▶ [GOAL]:
Rewrite the listing lines below as a JSON list of strings, one string per line, leaving out any blank lines. Start at the line containing "- receipt-item-price: 55: [748, 126, 776, 151]" and end at the line containing "- delete-menu-button[interactable]: Delete", including both.
──────── RECORDED DATA
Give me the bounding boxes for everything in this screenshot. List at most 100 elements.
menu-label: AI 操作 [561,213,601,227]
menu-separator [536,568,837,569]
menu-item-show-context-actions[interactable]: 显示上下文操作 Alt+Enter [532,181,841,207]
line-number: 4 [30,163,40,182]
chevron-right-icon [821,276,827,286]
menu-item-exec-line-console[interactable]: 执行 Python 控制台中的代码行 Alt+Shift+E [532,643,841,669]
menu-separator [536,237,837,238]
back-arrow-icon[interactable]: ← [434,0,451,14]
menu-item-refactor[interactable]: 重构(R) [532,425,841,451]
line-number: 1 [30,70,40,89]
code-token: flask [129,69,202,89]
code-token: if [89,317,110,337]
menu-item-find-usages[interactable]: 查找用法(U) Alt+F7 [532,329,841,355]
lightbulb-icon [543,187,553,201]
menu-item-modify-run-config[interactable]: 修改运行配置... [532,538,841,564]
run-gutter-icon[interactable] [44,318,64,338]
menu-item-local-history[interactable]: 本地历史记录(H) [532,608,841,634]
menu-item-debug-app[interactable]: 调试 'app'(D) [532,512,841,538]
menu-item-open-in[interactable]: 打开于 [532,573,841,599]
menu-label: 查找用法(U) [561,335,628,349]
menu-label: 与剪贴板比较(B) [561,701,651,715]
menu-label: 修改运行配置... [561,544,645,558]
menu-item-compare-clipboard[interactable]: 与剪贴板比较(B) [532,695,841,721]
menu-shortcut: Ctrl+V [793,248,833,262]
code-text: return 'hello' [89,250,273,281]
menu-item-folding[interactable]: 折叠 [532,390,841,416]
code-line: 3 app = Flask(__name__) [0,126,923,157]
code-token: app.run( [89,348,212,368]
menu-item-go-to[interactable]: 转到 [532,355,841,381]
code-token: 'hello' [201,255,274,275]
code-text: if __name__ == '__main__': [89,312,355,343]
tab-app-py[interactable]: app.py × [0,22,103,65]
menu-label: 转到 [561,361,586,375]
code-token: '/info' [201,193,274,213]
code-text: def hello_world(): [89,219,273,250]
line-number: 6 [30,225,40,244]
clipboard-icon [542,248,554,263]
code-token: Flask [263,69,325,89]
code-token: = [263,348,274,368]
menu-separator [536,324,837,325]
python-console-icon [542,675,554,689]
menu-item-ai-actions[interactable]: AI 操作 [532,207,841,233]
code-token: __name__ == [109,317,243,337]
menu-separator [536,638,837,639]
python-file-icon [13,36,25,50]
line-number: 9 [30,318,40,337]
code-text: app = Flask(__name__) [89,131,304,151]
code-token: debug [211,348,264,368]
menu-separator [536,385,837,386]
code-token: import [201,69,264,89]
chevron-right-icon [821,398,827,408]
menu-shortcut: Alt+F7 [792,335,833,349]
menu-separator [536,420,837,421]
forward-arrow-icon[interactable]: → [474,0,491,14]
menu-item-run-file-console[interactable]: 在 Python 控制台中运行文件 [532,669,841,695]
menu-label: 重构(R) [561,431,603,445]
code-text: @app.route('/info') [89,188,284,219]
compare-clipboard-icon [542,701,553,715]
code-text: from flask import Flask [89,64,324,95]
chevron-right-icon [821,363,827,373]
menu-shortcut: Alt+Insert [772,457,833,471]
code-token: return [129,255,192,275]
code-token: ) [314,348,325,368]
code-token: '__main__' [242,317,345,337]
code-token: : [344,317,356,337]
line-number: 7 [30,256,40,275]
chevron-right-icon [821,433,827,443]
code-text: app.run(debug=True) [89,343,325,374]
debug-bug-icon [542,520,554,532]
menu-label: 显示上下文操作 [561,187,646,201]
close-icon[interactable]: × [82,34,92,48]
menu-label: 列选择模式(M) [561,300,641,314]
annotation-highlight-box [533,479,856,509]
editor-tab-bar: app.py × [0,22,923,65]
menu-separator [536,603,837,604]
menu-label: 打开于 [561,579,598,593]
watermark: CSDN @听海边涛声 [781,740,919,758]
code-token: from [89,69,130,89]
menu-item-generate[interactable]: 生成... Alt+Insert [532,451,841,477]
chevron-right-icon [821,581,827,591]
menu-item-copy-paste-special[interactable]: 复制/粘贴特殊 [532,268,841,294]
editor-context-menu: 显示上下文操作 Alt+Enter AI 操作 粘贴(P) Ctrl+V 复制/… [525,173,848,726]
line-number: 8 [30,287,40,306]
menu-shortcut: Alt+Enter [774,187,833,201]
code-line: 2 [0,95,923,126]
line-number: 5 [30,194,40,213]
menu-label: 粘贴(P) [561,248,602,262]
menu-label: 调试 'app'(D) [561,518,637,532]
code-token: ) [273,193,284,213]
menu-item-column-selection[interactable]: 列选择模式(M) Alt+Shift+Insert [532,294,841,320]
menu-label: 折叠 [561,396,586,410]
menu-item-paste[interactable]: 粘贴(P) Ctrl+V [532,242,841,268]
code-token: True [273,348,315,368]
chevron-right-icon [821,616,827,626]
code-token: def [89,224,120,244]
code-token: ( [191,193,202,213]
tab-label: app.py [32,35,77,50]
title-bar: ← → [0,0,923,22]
────────────────
──────── RECORDED DATA
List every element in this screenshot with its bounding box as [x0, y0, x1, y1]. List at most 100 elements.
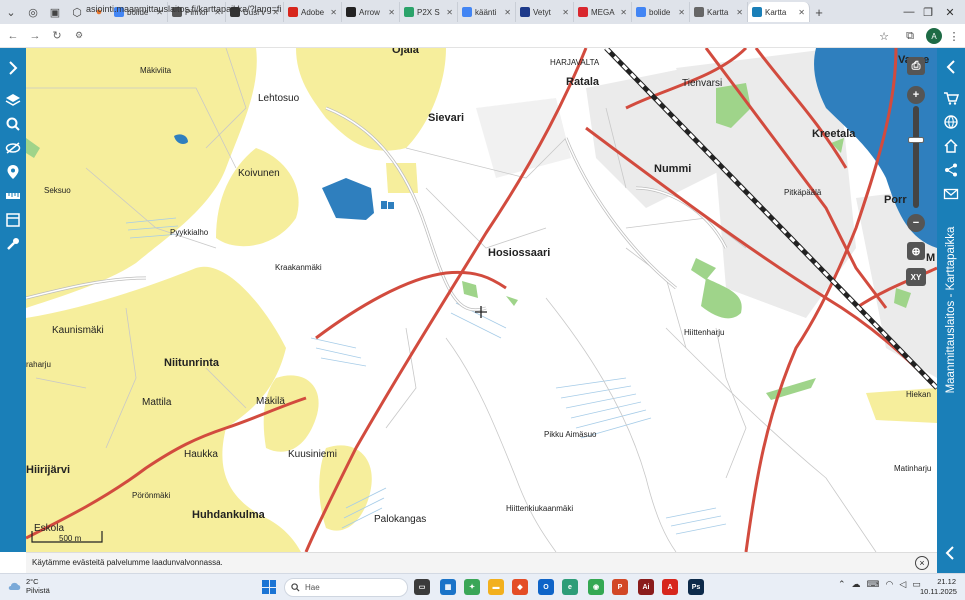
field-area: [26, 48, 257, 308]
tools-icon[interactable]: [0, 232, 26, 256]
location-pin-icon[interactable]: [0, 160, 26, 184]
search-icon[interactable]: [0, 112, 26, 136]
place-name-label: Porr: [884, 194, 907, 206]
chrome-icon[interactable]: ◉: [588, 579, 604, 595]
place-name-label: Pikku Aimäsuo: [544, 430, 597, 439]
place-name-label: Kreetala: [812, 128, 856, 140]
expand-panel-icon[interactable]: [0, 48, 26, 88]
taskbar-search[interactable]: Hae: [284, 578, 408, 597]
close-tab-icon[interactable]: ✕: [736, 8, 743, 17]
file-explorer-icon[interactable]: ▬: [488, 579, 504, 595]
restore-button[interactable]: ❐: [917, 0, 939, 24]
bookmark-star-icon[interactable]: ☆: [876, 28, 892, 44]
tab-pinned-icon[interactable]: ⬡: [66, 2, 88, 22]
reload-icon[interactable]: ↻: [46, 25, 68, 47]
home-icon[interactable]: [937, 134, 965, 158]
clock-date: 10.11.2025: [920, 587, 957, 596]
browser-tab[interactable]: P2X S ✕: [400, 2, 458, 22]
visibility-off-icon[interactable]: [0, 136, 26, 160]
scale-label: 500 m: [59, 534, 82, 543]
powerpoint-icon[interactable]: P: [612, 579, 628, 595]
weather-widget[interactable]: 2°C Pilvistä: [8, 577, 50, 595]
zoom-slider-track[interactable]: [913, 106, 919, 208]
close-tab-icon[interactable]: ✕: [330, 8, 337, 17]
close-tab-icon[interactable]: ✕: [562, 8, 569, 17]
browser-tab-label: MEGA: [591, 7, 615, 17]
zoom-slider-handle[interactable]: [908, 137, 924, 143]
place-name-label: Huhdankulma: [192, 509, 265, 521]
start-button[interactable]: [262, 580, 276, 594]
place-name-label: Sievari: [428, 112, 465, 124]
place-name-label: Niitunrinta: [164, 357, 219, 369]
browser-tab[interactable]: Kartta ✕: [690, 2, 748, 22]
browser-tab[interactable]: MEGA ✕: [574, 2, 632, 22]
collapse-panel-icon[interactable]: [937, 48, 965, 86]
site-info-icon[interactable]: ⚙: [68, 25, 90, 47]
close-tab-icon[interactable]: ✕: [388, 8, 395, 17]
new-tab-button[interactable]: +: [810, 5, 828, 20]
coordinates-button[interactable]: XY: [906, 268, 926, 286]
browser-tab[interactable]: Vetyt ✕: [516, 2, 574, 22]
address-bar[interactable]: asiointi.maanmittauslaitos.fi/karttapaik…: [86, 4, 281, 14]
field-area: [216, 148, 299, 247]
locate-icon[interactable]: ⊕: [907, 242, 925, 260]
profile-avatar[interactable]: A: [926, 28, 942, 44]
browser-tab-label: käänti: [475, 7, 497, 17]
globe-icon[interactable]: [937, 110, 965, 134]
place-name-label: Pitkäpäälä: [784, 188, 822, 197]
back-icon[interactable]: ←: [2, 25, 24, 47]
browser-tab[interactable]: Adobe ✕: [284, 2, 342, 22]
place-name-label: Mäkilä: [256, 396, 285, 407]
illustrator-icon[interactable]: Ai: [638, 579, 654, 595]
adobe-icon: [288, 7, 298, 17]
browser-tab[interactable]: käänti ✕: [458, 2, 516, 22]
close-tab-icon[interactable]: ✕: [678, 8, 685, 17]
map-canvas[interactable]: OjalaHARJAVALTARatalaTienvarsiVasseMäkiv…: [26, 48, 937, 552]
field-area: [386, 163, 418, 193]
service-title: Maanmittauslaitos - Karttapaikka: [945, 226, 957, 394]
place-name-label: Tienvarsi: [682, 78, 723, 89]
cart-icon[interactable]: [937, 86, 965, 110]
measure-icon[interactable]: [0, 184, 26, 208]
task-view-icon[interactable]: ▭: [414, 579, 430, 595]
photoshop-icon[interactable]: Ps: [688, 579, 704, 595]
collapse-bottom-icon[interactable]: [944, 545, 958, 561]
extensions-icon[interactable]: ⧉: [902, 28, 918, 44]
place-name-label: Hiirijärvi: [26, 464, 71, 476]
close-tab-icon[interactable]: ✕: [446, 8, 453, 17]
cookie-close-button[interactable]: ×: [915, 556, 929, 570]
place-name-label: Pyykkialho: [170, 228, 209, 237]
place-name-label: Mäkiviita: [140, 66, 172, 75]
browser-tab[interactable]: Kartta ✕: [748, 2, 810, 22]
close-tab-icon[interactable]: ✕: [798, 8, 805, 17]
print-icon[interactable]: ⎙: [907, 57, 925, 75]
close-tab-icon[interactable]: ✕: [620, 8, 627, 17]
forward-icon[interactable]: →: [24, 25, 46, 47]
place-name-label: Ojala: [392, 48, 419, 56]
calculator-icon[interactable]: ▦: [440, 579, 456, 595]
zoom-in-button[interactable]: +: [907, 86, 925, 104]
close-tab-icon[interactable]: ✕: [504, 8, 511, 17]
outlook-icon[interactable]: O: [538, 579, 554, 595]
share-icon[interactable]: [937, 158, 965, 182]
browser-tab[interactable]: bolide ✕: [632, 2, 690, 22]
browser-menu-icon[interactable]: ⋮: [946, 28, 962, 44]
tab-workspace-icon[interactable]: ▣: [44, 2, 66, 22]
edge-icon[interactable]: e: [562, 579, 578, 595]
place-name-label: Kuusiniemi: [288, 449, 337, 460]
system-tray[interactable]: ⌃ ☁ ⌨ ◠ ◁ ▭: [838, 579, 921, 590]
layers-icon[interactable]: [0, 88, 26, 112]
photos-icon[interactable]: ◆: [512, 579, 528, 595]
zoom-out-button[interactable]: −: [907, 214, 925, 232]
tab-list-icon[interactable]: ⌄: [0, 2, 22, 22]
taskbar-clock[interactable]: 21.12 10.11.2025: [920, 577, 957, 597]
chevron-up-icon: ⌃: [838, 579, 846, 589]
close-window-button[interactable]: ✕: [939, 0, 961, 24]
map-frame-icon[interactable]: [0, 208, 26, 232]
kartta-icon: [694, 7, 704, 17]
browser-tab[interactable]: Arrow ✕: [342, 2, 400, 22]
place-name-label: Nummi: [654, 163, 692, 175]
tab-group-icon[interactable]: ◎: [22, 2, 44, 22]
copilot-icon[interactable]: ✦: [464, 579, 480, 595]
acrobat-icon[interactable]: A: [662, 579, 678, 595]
────────────────
──────── RECORDED DATA
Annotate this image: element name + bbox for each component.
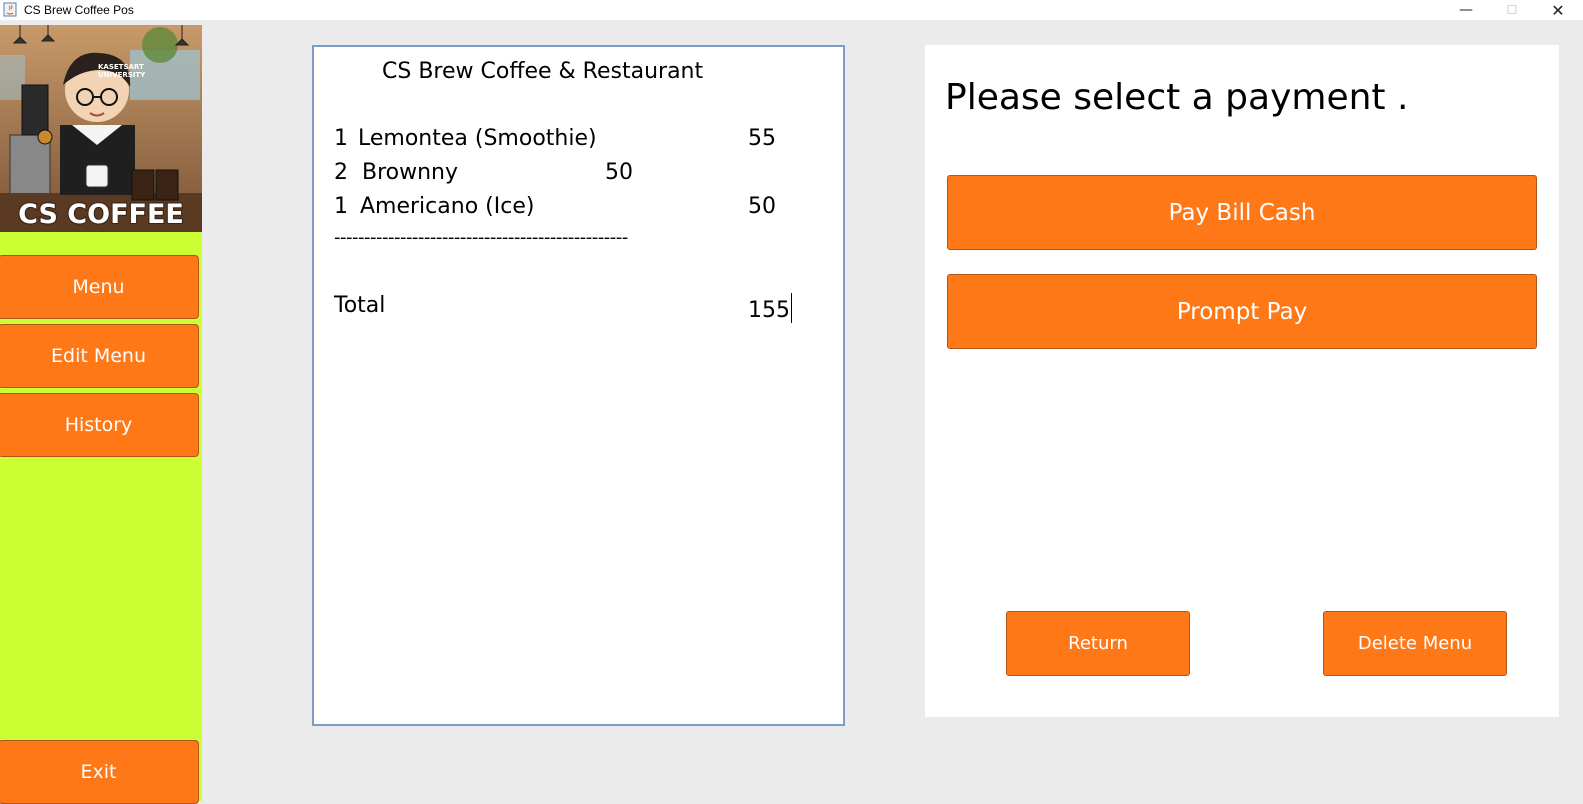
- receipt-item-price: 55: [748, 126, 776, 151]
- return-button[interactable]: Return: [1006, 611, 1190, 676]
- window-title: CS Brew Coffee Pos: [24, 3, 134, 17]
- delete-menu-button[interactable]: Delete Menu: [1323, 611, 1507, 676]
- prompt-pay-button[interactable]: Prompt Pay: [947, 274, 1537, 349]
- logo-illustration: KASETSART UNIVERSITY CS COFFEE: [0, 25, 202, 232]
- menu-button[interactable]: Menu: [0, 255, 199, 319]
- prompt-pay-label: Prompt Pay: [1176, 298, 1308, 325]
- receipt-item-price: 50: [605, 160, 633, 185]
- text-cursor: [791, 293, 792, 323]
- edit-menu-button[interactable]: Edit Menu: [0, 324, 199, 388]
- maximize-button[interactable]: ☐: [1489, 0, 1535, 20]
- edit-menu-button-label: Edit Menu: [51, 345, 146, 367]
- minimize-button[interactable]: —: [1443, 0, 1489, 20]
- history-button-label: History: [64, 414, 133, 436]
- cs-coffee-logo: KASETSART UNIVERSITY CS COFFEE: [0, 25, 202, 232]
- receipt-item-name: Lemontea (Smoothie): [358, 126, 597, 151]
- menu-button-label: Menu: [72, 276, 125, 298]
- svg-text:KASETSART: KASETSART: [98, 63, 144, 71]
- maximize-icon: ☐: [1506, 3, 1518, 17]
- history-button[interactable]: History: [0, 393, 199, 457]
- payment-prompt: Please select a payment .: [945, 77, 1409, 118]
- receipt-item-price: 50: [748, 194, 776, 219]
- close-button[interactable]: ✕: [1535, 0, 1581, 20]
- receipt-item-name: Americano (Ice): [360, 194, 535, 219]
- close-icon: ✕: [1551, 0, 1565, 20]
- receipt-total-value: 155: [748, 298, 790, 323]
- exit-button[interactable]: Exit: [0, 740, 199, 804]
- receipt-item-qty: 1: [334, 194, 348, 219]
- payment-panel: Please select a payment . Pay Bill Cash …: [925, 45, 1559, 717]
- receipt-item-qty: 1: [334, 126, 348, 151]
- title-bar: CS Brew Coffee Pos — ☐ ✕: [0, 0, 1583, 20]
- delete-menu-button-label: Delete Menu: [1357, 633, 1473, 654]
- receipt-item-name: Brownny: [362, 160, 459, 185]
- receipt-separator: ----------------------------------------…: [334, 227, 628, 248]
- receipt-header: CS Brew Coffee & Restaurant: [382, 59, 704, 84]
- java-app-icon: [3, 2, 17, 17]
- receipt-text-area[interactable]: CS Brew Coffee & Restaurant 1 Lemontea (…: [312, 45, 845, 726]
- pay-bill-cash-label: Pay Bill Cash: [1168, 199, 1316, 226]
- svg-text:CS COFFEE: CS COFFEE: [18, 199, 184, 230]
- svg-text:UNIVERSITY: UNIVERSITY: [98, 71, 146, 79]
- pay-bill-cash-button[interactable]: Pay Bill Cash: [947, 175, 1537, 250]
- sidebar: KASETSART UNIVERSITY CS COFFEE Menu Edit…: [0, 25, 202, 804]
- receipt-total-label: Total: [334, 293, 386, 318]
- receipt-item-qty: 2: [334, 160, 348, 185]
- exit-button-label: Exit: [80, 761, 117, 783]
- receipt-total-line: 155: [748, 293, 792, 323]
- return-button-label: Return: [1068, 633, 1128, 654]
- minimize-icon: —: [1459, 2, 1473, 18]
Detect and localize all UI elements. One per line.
────────────────
▶ [SOLUTION FOR THIS TASK]:
[
  "- receipt-item-price: 55: [748, 126, 776, 151]",
  "- return-button[interactable]: Return: [1006, 611, 1190, 676]",
  "- window-title: CS Brew Coffee Pos: [24, 3, 134, 17]",
  "- delete-menu-button[interactable]: Delete Menu: [1323, 611, 1507, 676]"
]